● **PROBLEM TO WORK ON**
Count how many lines have the word "scattering" in them. Reply with that number by itself.

:::

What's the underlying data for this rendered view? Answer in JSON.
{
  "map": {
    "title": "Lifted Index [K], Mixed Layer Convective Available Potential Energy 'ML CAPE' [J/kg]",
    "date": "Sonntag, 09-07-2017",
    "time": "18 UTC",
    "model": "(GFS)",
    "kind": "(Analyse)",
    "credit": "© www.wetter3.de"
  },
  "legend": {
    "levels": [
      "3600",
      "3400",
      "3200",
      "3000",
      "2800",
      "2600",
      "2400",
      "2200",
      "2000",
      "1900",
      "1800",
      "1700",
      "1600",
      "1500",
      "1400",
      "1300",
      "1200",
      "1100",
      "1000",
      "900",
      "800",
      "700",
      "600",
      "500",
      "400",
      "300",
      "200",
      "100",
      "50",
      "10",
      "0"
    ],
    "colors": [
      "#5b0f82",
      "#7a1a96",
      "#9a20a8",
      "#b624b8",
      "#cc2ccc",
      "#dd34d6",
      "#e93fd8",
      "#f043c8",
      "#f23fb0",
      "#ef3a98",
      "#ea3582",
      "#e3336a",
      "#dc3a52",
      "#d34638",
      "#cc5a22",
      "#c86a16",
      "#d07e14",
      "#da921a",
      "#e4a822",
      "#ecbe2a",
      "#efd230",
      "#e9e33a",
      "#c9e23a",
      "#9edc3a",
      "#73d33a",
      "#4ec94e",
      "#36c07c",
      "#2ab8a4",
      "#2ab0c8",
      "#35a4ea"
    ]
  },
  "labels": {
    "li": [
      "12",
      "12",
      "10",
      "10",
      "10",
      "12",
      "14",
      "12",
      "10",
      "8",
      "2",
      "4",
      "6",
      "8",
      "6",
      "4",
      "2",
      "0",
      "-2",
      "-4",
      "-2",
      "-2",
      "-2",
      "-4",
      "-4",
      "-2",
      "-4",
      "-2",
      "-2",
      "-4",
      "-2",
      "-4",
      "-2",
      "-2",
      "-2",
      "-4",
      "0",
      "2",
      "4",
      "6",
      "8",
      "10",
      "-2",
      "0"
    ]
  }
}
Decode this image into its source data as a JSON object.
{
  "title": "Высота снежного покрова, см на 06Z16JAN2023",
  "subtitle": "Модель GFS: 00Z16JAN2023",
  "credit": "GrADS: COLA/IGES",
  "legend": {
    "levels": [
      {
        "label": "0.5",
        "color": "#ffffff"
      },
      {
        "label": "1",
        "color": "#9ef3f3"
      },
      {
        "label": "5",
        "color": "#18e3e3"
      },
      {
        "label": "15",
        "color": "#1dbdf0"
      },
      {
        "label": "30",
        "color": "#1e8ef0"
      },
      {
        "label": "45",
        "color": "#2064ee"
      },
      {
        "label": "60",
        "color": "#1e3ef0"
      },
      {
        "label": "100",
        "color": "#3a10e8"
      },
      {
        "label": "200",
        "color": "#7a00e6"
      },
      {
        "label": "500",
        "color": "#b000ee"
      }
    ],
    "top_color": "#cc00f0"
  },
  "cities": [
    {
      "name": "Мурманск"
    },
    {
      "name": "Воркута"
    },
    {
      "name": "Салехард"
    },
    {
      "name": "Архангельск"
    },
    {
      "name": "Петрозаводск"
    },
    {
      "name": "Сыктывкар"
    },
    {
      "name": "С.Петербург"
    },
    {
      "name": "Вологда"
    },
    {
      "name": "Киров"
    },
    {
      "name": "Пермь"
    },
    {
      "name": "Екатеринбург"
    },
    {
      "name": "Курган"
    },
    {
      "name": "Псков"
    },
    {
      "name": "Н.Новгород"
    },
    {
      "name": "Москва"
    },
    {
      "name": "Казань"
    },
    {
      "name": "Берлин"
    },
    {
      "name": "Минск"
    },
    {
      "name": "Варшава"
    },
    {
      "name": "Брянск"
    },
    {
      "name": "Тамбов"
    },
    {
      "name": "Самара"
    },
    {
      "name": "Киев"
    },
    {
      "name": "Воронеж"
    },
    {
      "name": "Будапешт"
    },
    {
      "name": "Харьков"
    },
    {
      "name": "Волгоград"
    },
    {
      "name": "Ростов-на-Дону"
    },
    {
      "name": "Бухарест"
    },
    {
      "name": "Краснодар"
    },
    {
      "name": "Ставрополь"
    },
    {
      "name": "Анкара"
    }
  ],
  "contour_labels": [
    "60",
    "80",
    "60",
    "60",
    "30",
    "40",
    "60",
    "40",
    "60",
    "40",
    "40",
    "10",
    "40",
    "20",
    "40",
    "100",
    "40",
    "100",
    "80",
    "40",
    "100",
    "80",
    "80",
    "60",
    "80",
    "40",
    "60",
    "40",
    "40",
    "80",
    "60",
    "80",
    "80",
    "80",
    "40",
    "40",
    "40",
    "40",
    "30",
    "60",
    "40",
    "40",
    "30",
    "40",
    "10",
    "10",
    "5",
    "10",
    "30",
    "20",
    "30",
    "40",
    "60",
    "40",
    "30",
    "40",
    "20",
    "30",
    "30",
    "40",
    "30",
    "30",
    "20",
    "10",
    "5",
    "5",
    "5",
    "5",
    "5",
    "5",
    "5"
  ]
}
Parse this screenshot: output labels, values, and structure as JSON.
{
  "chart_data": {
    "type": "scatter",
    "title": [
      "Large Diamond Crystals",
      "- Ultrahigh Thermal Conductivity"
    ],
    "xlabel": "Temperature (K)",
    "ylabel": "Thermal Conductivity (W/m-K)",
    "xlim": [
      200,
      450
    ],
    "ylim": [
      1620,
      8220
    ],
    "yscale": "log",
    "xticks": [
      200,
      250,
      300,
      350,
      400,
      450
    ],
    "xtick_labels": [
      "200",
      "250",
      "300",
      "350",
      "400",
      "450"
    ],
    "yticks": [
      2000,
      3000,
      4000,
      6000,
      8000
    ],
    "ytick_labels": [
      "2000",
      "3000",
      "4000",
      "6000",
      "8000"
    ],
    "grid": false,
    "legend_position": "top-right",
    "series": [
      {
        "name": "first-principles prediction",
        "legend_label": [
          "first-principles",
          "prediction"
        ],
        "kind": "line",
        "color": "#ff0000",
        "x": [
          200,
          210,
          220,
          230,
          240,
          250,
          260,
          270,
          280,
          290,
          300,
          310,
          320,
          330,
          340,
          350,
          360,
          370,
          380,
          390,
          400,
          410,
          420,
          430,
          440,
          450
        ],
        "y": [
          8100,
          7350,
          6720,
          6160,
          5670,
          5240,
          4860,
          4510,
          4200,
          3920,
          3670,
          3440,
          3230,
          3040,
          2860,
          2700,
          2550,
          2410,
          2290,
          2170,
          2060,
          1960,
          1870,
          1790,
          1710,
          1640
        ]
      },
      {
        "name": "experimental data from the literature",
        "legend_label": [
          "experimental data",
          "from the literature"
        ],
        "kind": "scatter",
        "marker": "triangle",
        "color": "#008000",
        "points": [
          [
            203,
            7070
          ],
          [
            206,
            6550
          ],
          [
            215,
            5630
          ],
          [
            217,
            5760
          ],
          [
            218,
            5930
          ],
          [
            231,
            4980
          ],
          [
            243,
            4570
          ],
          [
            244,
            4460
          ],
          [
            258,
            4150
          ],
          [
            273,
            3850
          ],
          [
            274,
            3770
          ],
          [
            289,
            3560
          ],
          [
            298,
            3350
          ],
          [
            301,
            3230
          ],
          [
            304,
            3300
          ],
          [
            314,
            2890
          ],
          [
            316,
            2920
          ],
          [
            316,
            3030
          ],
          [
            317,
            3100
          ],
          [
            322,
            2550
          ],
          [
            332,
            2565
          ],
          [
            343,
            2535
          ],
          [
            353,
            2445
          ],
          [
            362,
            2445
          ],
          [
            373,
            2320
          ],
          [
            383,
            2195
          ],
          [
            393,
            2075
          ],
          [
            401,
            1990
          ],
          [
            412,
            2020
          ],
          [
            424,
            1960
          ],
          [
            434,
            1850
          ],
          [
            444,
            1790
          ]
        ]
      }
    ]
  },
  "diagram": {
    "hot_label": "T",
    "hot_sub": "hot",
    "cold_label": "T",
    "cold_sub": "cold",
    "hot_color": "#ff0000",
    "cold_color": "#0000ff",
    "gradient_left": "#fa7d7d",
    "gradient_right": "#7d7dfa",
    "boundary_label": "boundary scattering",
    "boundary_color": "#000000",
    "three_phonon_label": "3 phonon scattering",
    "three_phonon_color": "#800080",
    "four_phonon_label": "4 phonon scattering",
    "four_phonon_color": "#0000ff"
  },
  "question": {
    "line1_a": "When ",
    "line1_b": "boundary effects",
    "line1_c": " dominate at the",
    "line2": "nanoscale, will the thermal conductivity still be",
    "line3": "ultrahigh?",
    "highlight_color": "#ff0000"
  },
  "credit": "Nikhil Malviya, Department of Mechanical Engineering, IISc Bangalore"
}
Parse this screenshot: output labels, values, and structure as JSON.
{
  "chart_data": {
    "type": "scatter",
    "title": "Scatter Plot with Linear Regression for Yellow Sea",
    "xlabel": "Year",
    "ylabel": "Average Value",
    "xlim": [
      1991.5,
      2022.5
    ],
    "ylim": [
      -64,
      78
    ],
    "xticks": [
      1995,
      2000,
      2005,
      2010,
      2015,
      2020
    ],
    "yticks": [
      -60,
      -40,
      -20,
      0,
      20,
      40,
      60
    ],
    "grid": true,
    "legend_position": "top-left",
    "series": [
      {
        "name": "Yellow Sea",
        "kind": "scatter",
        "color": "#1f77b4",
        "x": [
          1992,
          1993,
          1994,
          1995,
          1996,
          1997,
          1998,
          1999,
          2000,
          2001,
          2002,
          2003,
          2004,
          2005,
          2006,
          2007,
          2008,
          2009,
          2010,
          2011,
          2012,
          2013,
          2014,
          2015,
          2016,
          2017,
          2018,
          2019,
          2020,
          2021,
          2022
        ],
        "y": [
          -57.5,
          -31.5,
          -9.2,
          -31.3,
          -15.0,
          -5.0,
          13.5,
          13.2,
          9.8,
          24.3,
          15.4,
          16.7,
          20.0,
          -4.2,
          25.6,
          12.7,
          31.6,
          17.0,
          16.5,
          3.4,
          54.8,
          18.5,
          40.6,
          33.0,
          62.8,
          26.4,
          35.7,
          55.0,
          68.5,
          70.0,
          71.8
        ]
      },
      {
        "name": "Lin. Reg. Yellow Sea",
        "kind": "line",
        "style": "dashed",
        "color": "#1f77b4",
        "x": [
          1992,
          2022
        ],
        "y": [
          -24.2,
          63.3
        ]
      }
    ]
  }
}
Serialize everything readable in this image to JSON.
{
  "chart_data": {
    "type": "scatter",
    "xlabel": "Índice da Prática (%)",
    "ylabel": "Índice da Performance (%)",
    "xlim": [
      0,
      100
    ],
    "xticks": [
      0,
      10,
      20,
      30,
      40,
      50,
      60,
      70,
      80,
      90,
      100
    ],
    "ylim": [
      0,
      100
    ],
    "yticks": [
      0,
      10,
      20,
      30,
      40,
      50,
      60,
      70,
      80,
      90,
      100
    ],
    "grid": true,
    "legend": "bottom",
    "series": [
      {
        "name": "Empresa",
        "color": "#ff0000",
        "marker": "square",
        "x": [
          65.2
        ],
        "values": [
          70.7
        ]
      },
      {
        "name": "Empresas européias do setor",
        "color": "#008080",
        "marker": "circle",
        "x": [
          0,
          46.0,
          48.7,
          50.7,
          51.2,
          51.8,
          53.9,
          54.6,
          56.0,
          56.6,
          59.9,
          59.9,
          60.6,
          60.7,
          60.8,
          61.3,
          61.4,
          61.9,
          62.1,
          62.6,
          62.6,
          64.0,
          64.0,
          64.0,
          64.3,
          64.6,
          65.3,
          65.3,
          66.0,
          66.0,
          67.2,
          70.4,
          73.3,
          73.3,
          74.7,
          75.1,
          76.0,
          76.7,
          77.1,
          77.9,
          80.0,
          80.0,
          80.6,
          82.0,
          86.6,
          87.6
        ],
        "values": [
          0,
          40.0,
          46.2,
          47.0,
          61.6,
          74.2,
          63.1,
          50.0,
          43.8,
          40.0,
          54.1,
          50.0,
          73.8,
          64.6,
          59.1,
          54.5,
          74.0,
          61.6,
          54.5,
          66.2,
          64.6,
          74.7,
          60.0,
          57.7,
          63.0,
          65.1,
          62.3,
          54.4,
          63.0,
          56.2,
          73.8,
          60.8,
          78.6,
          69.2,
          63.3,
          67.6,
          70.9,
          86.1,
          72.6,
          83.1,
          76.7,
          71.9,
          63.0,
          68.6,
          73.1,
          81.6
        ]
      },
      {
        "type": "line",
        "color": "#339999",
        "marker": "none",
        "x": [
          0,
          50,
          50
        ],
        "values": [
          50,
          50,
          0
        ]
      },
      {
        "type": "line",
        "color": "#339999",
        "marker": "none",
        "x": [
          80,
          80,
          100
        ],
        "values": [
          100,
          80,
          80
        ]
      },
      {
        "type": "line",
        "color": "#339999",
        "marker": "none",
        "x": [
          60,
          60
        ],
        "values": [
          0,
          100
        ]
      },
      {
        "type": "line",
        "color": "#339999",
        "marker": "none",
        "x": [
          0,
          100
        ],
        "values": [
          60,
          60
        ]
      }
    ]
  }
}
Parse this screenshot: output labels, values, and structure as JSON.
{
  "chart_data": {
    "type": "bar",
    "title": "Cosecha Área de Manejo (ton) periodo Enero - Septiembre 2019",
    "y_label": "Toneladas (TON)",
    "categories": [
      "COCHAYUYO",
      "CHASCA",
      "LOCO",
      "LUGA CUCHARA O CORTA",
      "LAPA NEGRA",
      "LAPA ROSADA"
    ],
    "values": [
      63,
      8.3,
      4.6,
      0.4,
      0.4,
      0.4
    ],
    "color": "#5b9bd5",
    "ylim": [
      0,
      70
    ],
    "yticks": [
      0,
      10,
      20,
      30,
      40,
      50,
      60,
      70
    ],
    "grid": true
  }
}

:::

● **RESULT FOR THIS TASK**
3